→ SET OF TASKS:
1. In the holiday passage, which store does the writer single out for having Christmas decorations up since the day after Halloween?
2. In two sentences, what does the holiday passage say?

[EXCERPTED TEXT — start]

Thanksgiving has passed and December is upon us. Despite the fact there are those stores that jumped the gun and have had Christmas decorations up since the day after Halloween (I'm looking at you, Target!), it is only now that the Holidays (with a capital H) have officially started. Maybe I've been numbed by all the early Christmas decor and music, but I am finding it difficult to get in the spirit. Try as I might, it seems to evade me. It feels like any time of year, but with the added aspect of tinsel, increased traffic, and impatient people scouting crowded parking lots for a place to leave their cars as they prowl our city's malls and shopping centers in search of fabulous buys.

[EXCERPTED TEXT — finish]
[DATASET EXCERPTS — start]

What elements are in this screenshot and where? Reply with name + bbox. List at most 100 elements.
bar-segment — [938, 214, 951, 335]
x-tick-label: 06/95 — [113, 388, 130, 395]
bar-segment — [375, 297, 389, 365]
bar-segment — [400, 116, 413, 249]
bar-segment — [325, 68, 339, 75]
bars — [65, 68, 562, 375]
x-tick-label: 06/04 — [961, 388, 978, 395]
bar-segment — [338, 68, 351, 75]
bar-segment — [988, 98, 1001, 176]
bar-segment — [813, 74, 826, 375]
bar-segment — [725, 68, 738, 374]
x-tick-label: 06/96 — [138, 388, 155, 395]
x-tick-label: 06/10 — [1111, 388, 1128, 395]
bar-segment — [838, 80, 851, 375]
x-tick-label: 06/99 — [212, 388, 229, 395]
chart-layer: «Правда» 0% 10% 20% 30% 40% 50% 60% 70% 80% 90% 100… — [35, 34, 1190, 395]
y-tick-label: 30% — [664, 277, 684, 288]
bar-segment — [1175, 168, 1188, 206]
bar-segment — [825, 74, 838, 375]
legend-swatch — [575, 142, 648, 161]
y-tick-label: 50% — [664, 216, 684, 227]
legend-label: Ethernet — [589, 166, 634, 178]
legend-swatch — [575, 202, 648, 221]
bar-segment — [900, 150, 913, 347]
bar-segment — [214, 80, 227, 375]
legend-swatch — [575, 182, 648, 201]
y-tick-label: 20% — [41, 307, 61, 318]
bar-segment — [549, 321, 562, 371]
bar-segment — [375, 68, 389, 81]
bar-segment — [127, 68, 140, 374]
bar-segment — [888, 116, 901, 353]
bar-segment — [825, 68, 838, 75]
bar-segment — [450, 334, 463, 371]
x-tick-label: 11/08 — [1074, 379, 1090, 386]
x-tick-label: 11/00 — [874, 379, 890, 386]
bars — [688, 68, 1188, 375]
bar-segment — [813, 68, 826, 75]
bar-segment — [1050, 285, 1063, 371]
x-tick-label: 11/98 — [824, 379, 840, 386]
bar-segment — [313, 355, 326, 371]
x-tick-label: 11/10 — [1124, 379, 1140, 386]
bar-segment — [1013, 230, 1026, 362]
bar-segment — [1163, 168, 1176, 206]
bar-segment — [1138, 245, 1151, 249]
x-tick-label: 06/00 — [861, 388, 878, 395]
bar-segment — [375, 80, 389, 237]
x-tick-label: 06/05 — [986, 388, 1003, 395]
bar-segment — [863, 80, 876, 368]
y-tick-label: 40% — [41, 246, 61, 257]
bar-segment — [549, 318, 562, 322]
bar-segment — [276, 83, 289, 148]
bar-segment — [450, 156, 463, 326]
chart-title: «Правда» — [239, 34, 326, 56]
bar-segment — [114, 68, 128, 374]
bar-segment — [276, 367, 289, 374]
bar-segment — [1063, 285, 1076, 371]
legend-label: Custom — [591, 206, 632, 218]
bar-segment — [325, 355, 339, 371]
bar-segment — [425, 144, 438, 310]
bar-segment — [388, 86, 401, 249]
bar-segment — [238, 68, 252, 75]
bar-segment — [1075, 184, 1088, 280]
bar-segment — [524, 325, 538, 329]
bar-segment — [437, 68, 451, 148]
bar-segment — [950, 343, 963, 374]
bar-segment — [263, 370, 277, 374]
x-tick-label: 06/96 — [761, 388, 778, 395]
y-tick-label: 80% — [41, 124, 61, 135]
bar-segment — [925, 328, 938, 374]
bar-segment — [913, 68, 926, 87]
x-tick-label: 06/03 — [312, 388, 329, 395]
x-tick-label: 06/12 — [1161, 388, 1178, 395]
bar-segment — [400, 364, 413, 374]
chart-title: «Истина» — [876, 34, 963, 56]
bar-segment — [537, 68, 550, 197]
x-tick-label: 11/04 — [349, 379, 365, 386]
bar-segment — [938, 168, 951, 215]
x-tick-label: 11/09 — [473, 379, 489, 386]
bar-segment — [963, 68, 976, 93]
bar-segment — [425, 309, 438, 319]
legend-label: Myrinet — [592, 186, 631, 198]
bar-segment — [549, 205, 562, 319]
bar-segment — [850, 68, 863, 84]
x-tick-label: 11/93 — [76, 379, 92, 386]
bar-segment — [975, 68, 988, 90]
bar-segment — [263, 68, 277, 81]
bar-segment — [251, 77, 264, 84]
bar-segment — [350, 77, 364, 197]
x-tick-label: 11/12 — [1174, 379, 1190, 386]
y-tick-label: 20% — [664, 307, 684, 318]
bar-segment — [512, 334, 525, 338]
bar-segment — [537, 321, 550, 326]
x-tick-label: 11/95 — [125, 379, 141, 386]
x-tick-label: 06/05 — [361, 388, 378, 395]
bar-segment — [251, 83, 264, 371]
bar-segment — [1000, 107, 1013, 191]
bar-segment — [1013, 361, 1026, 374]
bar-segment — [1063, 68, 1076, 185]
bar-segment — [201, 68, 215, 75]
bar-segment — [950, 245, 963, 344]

[DATASET EXCERPTS — finish]

→ RESULTS OF THE EXERCISE:
1. Target

2. With Thanksgiving over and December here, the Holidays have officially started, even though some stores, such as Target, have had Christmas decorations up since the day after Halloween. The writer, possibly numbed by the early decor and music, struggles to get into the spirit, and the season feels like any time of year apart from tinsel, heavier traffic, and impatient shoppers hunting for parking at the malls.